TASK DESCRIPTION
Among the lines below, how many carry the string "after"? Reply with a number and nothing else.

* begin DATASET EXTRACT *

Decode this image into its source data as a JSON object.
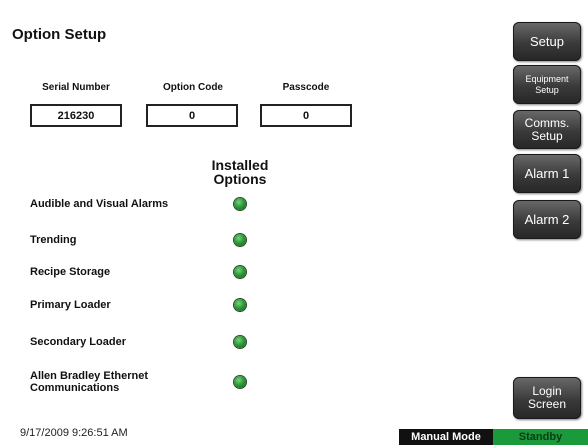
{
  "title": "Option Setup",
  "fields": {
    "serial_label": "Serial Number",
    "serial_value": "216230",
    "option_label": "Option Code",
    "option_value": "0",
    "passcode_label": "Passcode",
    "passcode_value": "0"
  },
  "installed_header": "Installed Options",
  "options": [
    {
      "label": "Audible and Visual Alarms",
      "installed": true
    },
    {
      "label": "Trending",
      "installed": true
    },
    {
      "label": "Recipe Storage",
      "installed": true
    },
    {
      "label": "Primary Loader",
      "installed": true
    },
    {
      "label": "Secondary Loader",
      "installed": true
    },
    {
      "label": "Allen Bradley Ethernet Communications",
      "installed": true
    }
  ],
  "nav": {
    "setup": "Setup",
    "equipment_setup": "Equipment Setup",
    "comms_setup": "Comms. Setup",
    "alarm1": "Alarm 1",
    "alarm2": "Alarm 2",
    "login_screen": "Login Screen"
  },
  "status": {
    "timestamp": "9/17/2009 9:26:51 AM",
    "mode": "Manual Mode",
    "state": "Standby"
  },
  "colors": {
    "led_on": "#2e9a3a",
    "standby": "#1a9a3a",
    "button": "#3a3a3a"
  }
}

* end DATASET EXTRACT *
* begin DATASET EXTRACT *

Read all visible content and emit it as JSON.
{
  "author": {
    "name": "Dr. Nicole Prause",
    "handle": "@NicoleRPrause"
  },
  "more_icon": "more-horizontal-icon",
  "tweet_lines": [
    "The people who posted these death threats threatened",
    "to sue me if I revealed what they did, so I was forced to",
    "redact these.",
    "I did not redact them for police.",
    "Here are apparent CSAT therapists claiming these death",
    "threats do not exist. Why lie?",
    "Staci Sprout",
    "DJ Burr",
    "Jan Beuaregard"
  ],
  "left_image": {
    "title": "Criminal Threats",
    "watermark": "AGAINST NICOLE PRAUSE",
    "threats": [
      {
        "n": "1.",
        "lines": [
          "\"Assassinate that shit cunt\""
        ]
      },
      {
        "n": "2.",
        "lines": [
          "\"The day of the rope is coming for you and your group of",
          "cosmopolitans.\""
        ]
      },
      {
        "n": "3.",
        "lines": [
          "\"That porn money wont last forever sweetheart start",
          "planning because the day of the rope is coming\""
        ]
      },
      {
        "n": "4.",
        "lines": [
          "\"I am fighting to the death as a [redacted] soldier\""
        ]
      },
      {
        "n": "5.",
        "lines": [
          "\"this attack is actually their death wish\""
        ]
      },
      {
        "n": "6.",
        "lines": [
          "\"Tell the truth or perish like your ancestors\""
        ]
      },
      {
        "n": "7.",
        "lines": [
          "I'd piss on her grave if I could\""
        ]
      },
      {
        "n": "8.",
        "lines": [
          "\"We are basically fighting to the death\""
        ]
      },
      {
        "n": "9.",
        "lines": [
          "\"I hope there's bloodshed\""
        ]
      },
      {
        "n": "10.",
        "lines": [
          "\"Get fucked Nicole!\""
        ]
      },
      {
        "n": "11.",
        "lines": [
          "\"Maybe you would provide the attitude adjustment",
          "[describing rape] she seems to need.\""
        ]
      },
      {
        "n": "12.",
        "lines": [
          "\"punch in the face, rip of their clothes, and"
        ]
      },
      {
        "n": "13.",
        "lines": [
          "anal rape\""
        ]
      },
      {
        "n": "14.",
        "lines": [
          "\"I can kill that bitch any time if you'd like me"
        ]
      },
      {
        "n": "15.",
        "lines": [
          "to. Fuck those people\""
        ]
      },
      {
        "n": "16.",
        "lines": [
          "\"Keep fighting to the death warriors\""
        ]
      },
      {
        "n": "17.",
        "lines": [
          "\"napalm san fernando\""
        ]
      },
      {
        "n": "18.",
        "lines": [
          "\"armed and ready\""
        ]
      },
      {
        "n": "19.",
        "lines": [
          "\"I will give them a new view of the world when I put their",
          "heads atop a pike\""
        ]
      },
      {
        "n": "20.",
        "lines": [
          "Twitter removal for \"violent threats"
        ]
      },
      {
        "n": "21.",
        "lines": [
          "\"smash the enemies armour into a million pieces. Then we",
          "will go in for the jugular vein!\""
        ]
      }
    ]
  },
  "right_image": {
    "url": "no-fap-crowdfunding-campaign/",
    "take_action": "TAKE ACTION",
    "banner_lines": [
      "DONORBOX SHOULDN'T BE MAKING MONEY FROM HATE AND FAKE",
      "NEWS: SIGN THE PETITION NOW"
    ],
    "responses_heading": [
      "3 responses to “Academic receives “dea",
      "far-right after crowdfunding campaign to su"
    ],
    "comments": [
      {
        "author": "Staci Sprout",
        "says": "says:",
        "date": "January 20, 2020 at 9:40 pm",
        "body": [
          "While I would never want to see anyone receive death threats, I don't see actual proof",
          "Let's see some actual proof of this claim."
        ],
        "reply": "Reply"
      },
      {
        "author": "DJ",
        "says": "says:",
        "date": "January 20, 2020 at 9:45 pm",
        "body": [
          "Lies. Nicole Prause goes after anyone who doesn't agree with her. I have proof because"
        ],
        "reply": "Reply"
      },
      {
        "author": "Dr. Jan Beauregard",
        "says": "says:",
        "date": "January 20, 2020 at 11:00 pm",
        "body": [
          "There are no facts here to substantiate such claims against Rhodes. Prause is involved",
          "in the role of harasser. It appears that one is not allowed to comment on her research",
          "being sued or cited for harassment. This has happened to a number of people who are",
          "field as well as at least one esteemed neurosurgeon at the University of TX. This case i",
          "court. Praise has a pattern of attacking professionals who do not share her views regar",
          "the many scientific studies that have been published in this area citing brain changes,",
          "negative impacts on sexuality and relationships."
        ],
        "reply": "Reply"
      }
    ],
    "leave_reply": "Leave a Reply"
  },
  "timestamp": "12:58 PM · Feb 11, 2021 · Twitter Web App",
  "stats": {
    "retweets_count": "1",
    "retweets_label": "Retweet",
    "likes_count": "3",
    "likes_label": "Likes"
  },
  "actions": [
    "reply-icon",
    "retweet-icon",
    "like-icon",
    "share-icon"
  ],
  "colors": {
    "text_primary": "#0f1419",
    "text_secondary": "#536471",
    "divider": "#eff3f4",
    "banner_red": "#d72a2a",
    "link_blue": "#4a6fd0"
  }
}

* end DATASET EXTRACT *

COMPLETE RESPONSE
2